Records from a data source:
━━━━━━━━━━━━━━━━
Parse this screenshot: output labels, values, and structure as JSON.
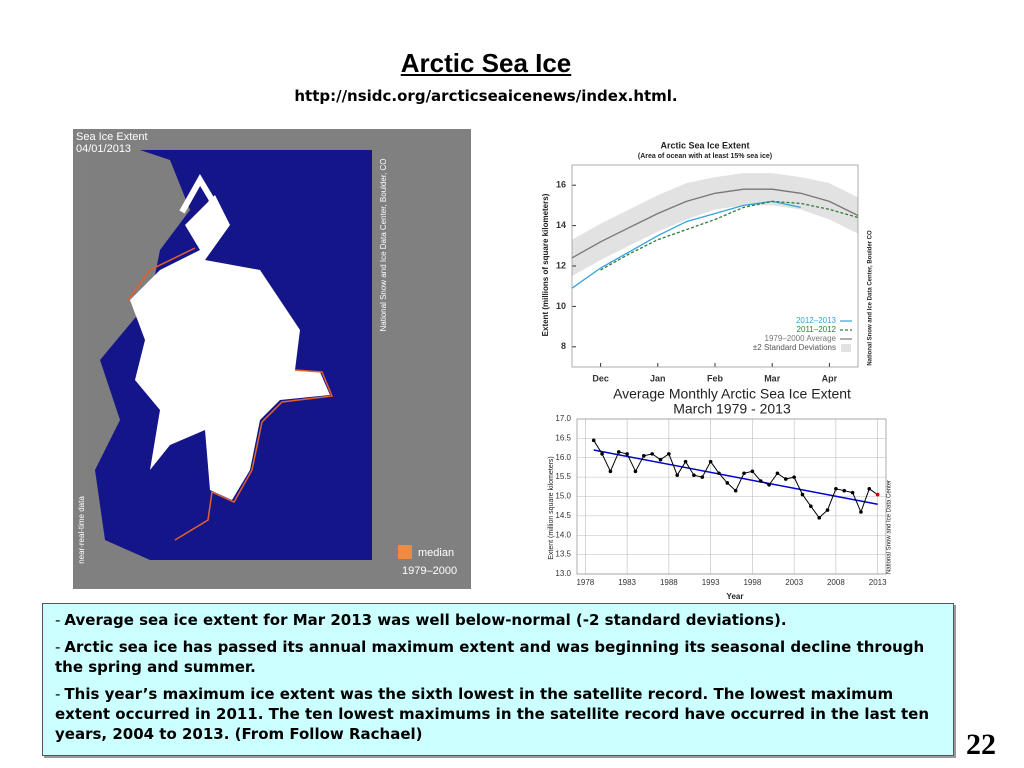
{
  "title": "Arctic Sea Ice",
  "url": "http://nsidc.org/arcticseaicenews/index.html.",
  "map": {
    "title": "Sea Ice Extent",
    "date": "04/01/2013",
    "credit": "National Snow and Ice Data Center, Boulder, CO",
    "note": "near-real-time data",
    "legend_label": "median",
    "legend_period": "1979–2000",
    "median_color": "#f08a40"
  },
  "chart_data": [
    {
      "type": "line",
      "title": "Arctic Sea Ice Extent",
      "subtitle": "(Area of ocean with at least 15% sea ice)",
      "y_label": "Extent (millions of square kilometers)",
      "credit": "National Snow and Ice Data Center, Boulder CO",
      "categories": [
        null,
        "Dec",
        null,
        "Jan",
        null,
        "Feb",
        null,
        "Mar",
        null,
        "Apr",
        null
      ],
      "ylim": [
        7,
        17
      ],
      "yticks": [
        8,
        10,
        12,
        14,
        16
      ],
      "series": [
        {
          "name": "2012–2013",
          "color": "#33a3dc",
          "values": [
            10.9,
            11.9,
            12.7,
            13.5,
            14.2,
            14.6,
            15.0,
            15.2,
            14.9,
            null,
            null
          ]
        },
        {
          "name": "2011–2012",
          "color": "#2f7a3a",
          "dash": true,
          "values": [
            null,
            11.8,
            12.6,
            13.3,
            13.8,
            14.3,
            14.9,
            15.2,
            15.1,
            14.8,
            14.4
          ]
        },
        {
          "name": "1979–2000 Average",
          "color": "#777777",
          "values": [
            12.4,
            13.2,
            13.9,
            14.6,
            15.2,
            15.6,
            15.8,
            15.8,
            15.6,
            15.2,
            14.5
          ]
        }
      ],
      "band": {
        "name": "±2 Standard Deviations",
        "color": "#e2e2e2",
        "lower": [
          11.5,
          12.3,
          13.0,
          13.7,
          14.3,
          14.8,
          15.0,
          15.0,
          14.8,
          14.3,
          13.6
        ],
        "upper": [
          13.3,
          14.1,
          14.8,
          15.5,
          16.1,
          16.4,
          16.6,
          16.6,
          16.4,
          16.1,
          15.4
        ]
      }
    },
    {
      "type": "line",
      "title": "Average Monthly Arctic Sea Ice Extent",
      "subtitle": "March 1979 - 2013",
      "y_label": "Extent (million square kilometers)",
      "x_label": "Year",
      "credit": "National Snow and Ice Data Center",
      "x": [
        1979,
        1980,
        1981,
        1982,
        1983,
        1984,
        1985,
        1986,
        1987,
        1988,
        1989,
        1990,
        1991,
        1992,
        1993,
        1994,
        1995,
        1996,
        1997,
        1998,
        1999,
        2000,
        2001,
        2002,
        2003,
        2004,
        2005,
        2006,
        2007,
        2008,
        2009,
        2010,
        2011,
        2012,
        2013
      ],
      "xlim": [
        1977,
        2014
      ],
      "xticks": [
        1978,
        1983,
        1988,
        1993,
        1998,
        2003,
        2008,
        2013
      ],
      "ylim": [
        13,
        17
      ],
      "yticks": [
        {
          "value": 13,
          "label": "13.0"
        },
        {
          "value": 13.5,
          "label": "13.5"
        },
        {
          "value": 14,
          "label": "14.0"
        },
        {
          "value": 14.5,
          "label": "14.5"
        },
        {
          "value": 15,
          "label": "15.0"
        },
        {
          "value": 15.5,
          "label": "15.5"
        },
        {
          "value": 16,
          "label": "16.0"
        },
        {
          "value": 16.5,
          "label": "16.5"
        },
        {
          "value": 17,
          "label": "17.0"
        }
      ],
      "grid": true,
      "series": [
        {
          "color": "#000000",
          "marker": true,
          "last_color": "#cc0000",
          "values": [
            16.45,
            16.1,
            15.65,
            16.15,
            16.1,
            15.65,
            16.05,
            16.1,
            15.95,
            16.1,
            15.55,
            15.9,
            15.55,
            15.5,
            15.9,
            15.6,
            15.35,
            15.15,
            15.6,
            15.65,
            15.4,
            15.3,
            15.6,
            15.45,
            15.5,
            15.05,
            14.75,
            14.45,
            14.65,
            15.2,
            15.15,
            15.1,
            14.6,
            15.2,
            15.05
          ]
        }
      ],
      "trend": {
        "x": [
          1979,
          2013
        ],
        "values": [
          16.2,
          14.8
        ],
        "color": "#0000cc"
      }
    }
  ],
  "bullets": [
    {
      "marker": "-",
      "text": "Average sea ice extent for Mar 2013 was well below-normal (-2 standard deviations)."
    },
    {
      "marker": "-",
      "text": "Arctic sea ice has passed its annual maximum extent and was beginning its seasonal decline through the spring and summer."
    },
    {
      "marker": "-",
      "text": "This year’s maximum ice extent was the sixth lowest in the satellite record. The lowest maximum extent occurred in 2011. The ten lowest maximums in the satellite record have occurred in the last ten years, 2004 to 2013. (From Follow Rachael)"
    }
  ],
  "page_number": "22"
}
━━━━━━━━━━━━━━━━
Reproduce each entry precisely. Leave the pictures out.

__Response__.
Parse this screenshot: output labels, values, and structure as JSON.
{
  "title": "Arctic Sea Ice",
  "url": "http://nsidc.org/arcticseaicenews/index.html.",
  "map": {
    "title": "Sea Ice Extent",
    "date": "04/01/2013",
    "credit": "National Snow and Ice Data Center, Boulder, CO",
    "note": "near-real-time data",
    "legend_label": "median",
    "legend_period": "1979–2000",
    "median_color": "#f08a40"
  },
  "chart_data": [
    {
      "type": "line",
      "title": "Arctic Sea Ice Extent",
      "subtitle": "(Area of ocean with at least 15% sea ice)",
      "y_label": "Extent (millions of square kilometers)",
      "credit": "National Snow and Ice Data Center, Boulder CO",
      "categories": [
        null,
        "Dec",
        null,
        "Jan",
        null,
        "Feb",
        null,
        "Mar",
        null,
        "Apr",
        null
      ],
      "ylim": [
        7,
        17
      ],
      "yticks": [
        8,
        10,
        12,
        14,
        16
      ],
      "series": [
        {
          "name": "2012–2013",
          "color": "#33a3dc",
          "values": [
            10.9,
            11.9,
            12.7,
            13.5,
            14.2,
            14.6,
            15.0,
            15.2,
            14.9,
            null,
            null
          ]
        },
        {
          "name": "2011–2012",
          "color": "#2f7a3a",
          "dash": true,
          "values": [
            null,
            11.8,
            12.6,
            13.3,
            13.8,
            14.3,
            14.9,
            15.2,
            15.1,
            14.8,
            14.4
          ]
        },
        {
          "name": "1979–2000 Average",
          "color": "#777777",
          "values": [
            12.4,
            13.2,
            13.9,
            14.6,
            15.2,
            15.6,
            15.8,
            15.8,
            15.6,
            15.2,
            14.5
          ]
        }
      ],
      "band": {
        "name": "±2 Standard Deviations",
        "color": "#e2e2e2",
        "lower": [
          11.5,
          12.3,
          13.0,
          13.7,
          14.3,
          14.8,
          15.0,
          15.0,
          14.8,
          14.3,
          13.6
        ],
        "upper": [
          13.3,
          14.1,
          14.8,
          15.5,
          16.1,
          16.4,
          16.6,
          16.6,
          16.4,
          16.1,
          15.4
        ]
      }
    },
    {
      "type": "line",
      "title": "Average Monthly Arctic Sea Ice Extent",
      "subtitle": "March 1979 - 2013",
      "y_label": "Extent (million square kilometers)",
      "x_label": "Year",
      "credit": "National Snow and Ice Data Center",
      "x": [
        1979,
        1980,
        1981,
        1982,
        1983,
        1984,
        1985,
        1986,
        1987,
        1988,
        1989,
        1990,
        1991,
        1992,
        1993,
        1994,
        1995,
        1996,
        1997,
        1998,
        1999,
        2000,
        2001,
        2002,
        2003,
        2004,
        2005,
        2006,
        2007,
        2008,
        2009,
        2010,
        2011,
        2012,
        2013
      ],
      "xlim": [
        1977,
        2014
      ],
      "xticks": [
        1978,
        1983,
        1988,
        1993,
        1998,
        2003,
        2008,
        2013
      ],
      "ylim": [
        13,
        17
      ],
      "yticks": [
        {
          "value": 13,
          "label": "13.0"
        },
        {
          "value": 13.5,
          "label": "13.5"
        },
        {
          "value": 14,
          "label": "14.0"
        },
        {
          "value": 14.5,
          "label": "14.5"
        },
        {
          "value": 15,
          "label": "15.0"
        },
        {
          "value": 15.5,
          "label": "15.5"
        },
        {
          "value": 16,
          "label": "16.0"
        },
        {
          "value": 16.5,
          "label": "16.5"
        },
        {
          "value": 17,
          "label": "17.0"
        }
      ],
      "grid": true,
      "series": [
        {
          "color": "#000000",
          "marker": true,
          "last_color": "#cc0000",
          "values": [
            16.45,
            16.1,
            15.65,
            16.15,
            16.1,
            15.65,
            16.05,
            16.1,
            15.95,
            16.1,
            15.55,
            15.9,
            15.55,
            15.5,
            15.9,
            15.6,
            15.35,
            15.15,
            15.6,
            15.65,
            15.4,
            15.3,
            15.6,
            15.45,
            15.5,
            15.05,
            14.75,
            14.45,
            14.65,
            15.2,
            15.15,
            15.1,
            14.6,
            15.2,
            15.05
          ]
        }
      ],
      "trend": {
        "x": [
          1979,
          2013
        ],
        "values": [
          16.2,
          14.8
        ],
        "color": "#0000cc"
      }
    }
  ],
  "bullets": [
    {
      "marker": "-",
      "text": "Average sea ice extent for Mar 2013 was well below-normal (-2 standard deviations)."
    },
    {
      "marker": "-",
      "text": "Arctic sea ice has passed its annual maximum extent and was beginning its seasonal decline through the spring and summer."
    },
    {
      "marker": "-",
      "text": "This year’s maximum ice extent was the sixth lowest in the satellite record. The lowest maximum extent occurred in 2011. The ten lowest maximums in the satellite record have occurred in the last ten years, 2004 to 2013. (From Follow Rachael)"
    }
  ],
  "page_number": "22"
}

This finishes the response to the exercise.